(Dataset excerpt)
begin
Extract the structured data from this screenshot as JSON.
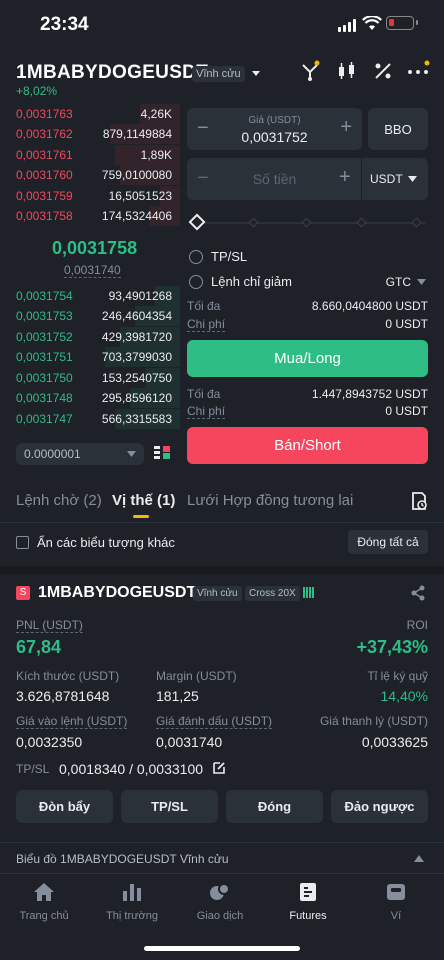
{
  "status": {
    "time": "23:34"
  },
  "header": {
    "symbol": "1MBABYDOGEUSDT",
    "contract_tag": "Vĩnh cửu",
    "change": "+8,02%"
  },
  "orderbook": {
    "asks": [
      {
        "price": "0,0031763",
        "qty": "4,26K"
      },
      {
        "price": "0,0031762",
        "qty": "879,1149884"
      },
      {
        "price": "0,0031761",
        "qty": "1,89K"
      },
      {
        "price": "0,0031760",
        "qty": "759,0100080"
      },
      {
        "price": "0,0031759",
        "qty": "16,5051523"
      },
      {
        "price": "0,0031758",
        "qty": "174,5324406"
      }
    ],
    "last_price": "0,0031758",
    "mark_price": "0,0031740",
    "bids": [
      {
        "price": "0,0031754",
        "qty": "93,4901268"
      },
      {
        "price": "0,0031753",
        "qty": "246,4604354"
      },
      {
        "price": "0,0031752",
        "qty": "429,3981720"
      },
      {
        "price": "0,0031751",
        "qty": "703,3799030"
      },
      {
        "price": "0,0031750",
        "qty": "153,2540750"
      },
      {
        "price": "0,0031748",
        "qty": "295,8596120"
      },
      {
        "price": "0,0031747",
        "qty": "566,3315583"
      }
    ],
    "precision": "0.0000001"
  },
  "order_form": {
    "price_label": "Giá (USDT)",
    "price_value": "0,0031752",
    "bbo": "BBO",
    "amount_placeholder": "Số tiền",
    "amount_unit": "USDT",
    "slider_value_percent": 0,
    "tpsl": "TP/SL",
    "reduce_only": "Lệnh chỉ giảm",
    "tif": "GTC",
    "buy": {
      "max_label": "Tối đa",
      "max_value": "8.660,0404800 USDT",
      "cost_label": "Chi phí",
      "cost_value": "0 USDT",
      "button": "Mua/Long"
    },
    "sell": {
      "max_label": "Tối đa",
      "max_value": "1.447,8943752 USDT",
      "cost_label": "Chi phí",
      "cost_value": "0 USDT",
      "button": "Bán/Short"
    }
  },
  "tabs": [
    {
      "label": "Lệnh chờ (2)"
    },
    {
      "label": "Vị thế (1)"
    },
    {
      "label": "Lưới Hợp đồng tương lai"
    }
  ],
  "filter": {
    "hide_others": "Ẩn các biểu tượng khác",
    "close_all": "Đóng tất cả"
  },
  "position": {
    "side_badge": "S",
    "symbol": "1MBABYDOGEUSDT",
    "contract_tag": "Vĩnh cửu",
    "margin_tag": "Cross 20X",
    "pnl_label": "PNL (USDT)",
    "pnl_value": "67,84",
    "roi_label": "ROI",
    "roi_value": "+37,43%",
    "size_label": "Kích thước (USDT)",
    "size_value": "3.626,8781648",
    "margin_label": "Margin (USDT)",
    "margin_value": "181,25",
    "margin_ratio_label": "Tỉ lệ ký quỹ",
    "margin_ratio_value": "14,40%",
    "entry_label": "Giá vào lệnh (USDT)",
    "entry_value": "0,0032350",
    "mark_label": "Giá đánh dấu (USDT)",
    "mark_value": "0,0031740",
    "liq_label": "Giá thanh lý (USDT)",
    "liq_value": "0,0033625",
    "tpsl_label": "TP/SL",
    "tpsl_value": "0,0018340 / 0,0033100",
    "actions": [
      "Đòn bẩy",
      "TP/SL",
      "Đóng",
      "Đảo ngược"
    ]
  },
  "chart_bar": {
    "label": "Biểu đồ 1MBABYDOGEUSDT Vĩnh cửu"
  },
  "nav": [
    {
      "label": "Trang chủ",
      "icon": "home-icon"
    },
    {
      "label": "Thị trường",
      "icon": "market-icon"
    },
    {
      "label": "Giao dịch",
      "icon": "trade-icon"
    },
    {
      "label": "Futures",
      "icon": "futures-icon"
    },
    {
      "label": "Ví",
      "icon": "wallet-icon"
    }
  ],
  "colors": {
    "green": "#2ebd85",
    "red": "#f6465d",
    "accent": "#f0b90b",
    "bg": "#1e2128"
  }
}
end
# Task instructions:
Return the records exactly. Don't carry the pictures over.

# Answer:
Extract the structured data from this screenshot as JSON.
{
  "status": {
    "time": "23:34"
  },
  "header": {
    "symbol": "1MBABYDOGEUSDT",
    "contract_tag": "Vĩnh cửu",
    "change": "+8,02%"
  },
  "orderbook": {
    "asks": [
      {
        "price": "0,0031763",
        "qty": "4,26K"
      },
      {
        "price": "0,0031762",
        "qty": "879,1149884"
      },
      {
        "price": "0,0031761",
        "qty": "1,89K"
      },
      {
        "price": "0,0031760",
        "qty": "759,0100080"
      },
      {
        "price": "0,0031759",
        "qty": "16,5051523"
      },
      {
        "price": "0,0031758",
        "qty": "174,5324406"
      }
    ],
    "last_price": "0,0031758",
    "mark_price": "0,0031740",
    "bids": [
      {
        "price": "0,0031754",
        "qty": "93,4901268"
      },
      {
        "price": "0,0031753",
        "qty": "246,4604354"
      },
      {
        "price": "0,0031752",
        "qty": "429,3981720"
      },
      {
        "price": "0,0031751",
        "qty": "703,3799030"
      },
      {
        "price": "0,0031750",
        "qty": "153,2540750"
      },
      {
        "price": "0,0031748",
        "qty": "295,8596120"
      },
      {
        "price": "0,0031747",
        "qty": "566,3315583"
      }
    ],
    "precision": "0.0000001"
  },
  "order_form": {
    "price_label": "Giá (USDT)",
    "price_value": "0,0031752",
    "bbo": "BBO",
    "amount_placeholder": "Số tiền",
    "amount_unit": "USDT",
    "slider_value_percent": 0,
    "tpsl": "TP/SL",
    "reduce_only": "Lệnh chỉ giảm",
    "tif": "GTC",
    "buy": {
      "max_label": "Tối đa",
      "max_value": "8.660,0404800 USDT",
      "cost_label": "Chi phí",
      "cost_value": "0 USDT",
      "button": "Mua/Long"
    },
    "sell": {
      "max_label": "Tối đa",
      "max_value": "1.447,8943752 USDT",
      "cost_label": "Chi phí",
      "cost_value": "0 USDT",
      "button": "Bán/Short"
    }
  },
  "tabs": [
    {
      "label": "Lệnh chờ (2)"
    },
    {
      "label": "Vị thế (1)"
    },
    {
      "label": "Lưới Hợp đồng tương lai"
    }
  ],
  "filter": {
    "hide_others": "Ẩn các biểu tượng khác",
    "close_all": "Đóng tất cả"
  },
  "position": {
    "side_badge": "S",
    "symbol": "1MBABYDOGEUSDT",
    "contract_tag": "Vĩnh cửu",
    "margin_tag": "Cross 20X",
    "pnl_label": "PNL (USDT)",
    "pnl_value": "67,84",
    "roi_label": "ROI",
    "roi_value": "+37,43%",
    "size_label": "Kích thước (USDT)",
    "size_value": "3.626,8781648",
    "margin_label": "Margin (USDT)",
    "margin_value": "181,25",
    "margin_ratio_label": "Tỉ lệ ký quỹ",
    "margin_ratio_value": "14,40%",
    "entry_label": "Giá vào lệnh (USDT)",
    "entry_value": "0,0032350",
    "mark_label": "Giá đánh dấu (USDT)",
    "mark_value": "0,0031740",
    "liq_label": "Giá thanh lý (USDT)",
    "liq_value": "0,0033625",
    "tpsl_label": "TP/SL",
    "tpsl_value": "0,0018340 / 0,0033100",
    "actions": [
      "Đòn bẩy",
      "TP/SL",
      "Đóng",
      "Đảo ngược"
    ]
  },
  "chart_bar": {
    "label": "Biểu đồ 1MBABYDOGEUSDT Vĩnh cửu"
  },
  "nav": [
    {
      "label": "Trang chủ",
      "icon": "home-icon"
    },
    {
      "label": "Thị trường",
      "icon": "market-icon"
    },
    {
      "label": "Giao dịch",
      "icon": "trade-icon"
    },
    {
      "label": "Futures",
      "icon": "futures-icon"
    },
    {
      "label": "Ví",
      "icon": "wallet-icon"
    }
  ],
  "colors": {
    "green": "#2ebd85",
    "red": "#f6465d",
    "accent": "#f0b90b",
    "bg": "#1e2128"
  }
}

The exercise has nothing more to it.